(Written task) Could you arrange all of the data below as a Markdown table with two columns, Row and Line, giving each line its row number and leaving out any blank lines?
-- start Input rows --
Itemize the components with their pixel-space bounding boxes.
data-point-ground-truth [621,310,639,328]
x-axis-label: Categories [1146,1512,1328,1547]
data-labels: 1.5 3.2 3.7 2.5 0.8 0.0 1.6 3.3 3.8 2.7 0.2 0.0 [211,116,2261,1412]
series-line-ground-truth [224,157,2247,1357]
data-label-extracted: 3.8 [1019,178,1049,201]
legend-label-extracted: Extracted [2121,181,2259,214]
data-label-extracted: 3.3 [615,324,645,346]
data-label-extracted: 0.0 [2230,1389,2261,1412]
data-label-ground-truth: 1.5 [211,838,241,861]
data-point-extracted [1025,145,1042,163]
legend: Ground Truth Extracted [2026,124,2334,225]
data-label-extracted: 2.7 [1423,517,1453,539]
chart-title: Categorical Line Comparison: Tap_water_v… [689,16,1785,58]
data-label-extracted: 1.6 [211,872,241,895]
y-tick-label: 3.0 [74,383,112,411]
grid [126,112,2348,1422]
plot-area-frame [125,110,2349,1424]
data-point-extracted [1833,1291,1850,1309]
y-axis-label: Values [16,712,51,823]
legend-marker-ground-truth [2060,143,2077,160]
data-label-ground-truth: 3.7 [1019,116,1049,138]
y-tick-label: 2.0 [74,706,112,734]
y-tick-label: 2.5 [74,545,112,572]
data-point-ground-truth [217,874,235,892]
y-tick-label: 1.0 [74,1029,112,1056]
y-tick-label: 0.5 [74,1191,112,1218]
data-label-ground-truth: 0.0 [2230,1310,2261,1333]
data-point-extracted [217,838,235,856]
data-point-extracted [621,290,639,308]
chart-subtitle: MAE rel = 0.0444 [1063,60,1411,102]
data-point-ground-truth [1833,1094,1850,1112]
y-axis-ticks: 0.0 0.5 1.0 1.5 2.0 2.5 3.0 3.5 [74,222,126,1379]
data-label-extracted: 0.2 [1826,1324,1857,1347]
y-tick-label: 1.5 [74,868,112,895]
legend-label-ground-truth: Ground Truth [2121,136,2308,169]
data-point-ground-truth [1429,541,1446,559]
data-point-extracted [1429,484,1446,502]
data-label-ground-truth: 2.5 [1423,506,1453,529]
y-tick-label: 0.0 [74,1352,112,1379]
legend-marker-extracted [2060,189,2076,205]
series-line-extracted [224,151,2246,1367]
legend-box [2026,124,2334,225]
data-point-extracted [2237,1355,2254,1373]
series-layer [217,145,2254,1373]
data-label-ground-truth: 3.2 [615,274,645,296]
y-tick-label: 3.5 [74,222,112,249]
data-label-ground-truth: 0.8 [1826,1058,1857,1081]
-- end Input rows --
(Result of this exercise)
| Row | Line |
|---|---|
| 1 | Itemize the components with their pixel-space bounding boxes. |
| 2 | data-point-ground-truth [621,310,639,328] |
| 3 | x-axis-label: Categories [1146,1512,1328,1547] |
| 4 | data-labels: 1.5 3.2 3.7 2.5 0.8 0.0 1.6 3.3 3.8 2.7 0.2 0.0 [211,116,2261,1412] |
| 5 | series-line-ground-truth [224,157,2247,1357] |
| 6 | data-label-extracted: 3.8 [1019,178,1049,201] |
| 7 | legend-label-extracted: Extracted [2121,181,2259,214] |
| 8 | data-label-extracted: 3.3 [615,324,645,346] |
| 9 | data-label-extracted: 0.0 [2230,1389,2261,1412] |
| 10 | data-label-ground-truth: 1.5 [211,838,241,861] |
| 11 | data-point-extracted [1025,145,1042,163] |
| 12 | legend: Ground Truth Extracted [2026,124,2334,225] |
| 13 | data-label-extracted: 2.7 [1423,517,1453,539] |
| 14 | chart-title: Categorical Line Comparison: Tap_water_v… [689,16,1785,58] |
| 15 | data-label-extracted: 1.6 [211,872,241,895] |
| 16 | y-tick-label: 3.0 [74,383,112,411] |
| 17 | grid [126,112,2348,1422] |
| 18 | plot-area-frame [125,110,2349,1424] |
| 19 | data-point-extracted [1833,1291,1850,1309] |
| 20 | y-axis-label: Values [16,712,51,823] |
| 21 | legend-marker-ground-truth [2060,143,2077,160] |
| 22 | data-label-ground-truth: 3.7 [1019,116,1049,138] |
| 23 | y-tick-label: 2.0 [74,706,112,734] |
| 24 | y-tick-label: 2.5 [74,545,112,572] |
| 25 | data-point-ground-truth [217,874,235,892] |
| 26 | y-tick-label: 1.0 [74,1029,112,1056] |
| 27 | y-tick-label: 0.5 [74,1191,112,1218] |
| 28 | data-label-ground-truth: 0.0 [2230,1310,2261,1333] |
| 29 | data-point-extracted [217,838,235,856] |
| 30 | data-point-extracted [621,290,639,308] |
| 31 | chart-subtitle: MAE rel = 0.0444 [1063,60,1411,102] |
| 32 | data-point-ground-truth [1833,1094,1850,1112] |
| 33 | y-axis-ticks: 0.0 0.5 1.0 1.5 2.0 2.5 3.0 3.5 [74,222,126,1379] |
| 34 | data-label-extracted: 0.2 [1826,1324,1857,1347] |
| 35 | y-tick-label: 1.5 [74,868,112,895] |
| 36 | legend-label-ground-truth: Ground Truth [2121,136,2308,169] |
| 37 | data-point-ground-truth [1429,541,1446,559] |
| 38 | data-point-extracted [1429,484,1446,502] |
| 39 | data-label-ground-truth: 2.5 [1423,506,1453,529] |
| 40 | y-tick-label: 0.0 [74,1352,112,1379] |
| 41 | legend-marker-extracted [2060,189,2076,205] |
| 42 | series-line-extracted [224,151,2246,1367] |
| 43 | legend-box [2026,124,2334,225] |
| 44 | data-point-extracted [2237,1355,2254,1373] |
| 45 | series-layer [217,145,2254,1373] |
| 46 | data-label-ground-truth: 3.2 [615,274,645,296] |
| 47 | y-tick-label: 3.5 [74,222,112,249] |
| 48 | data-label-ground-truth: 0.8 [1826,1058,1857,1081] |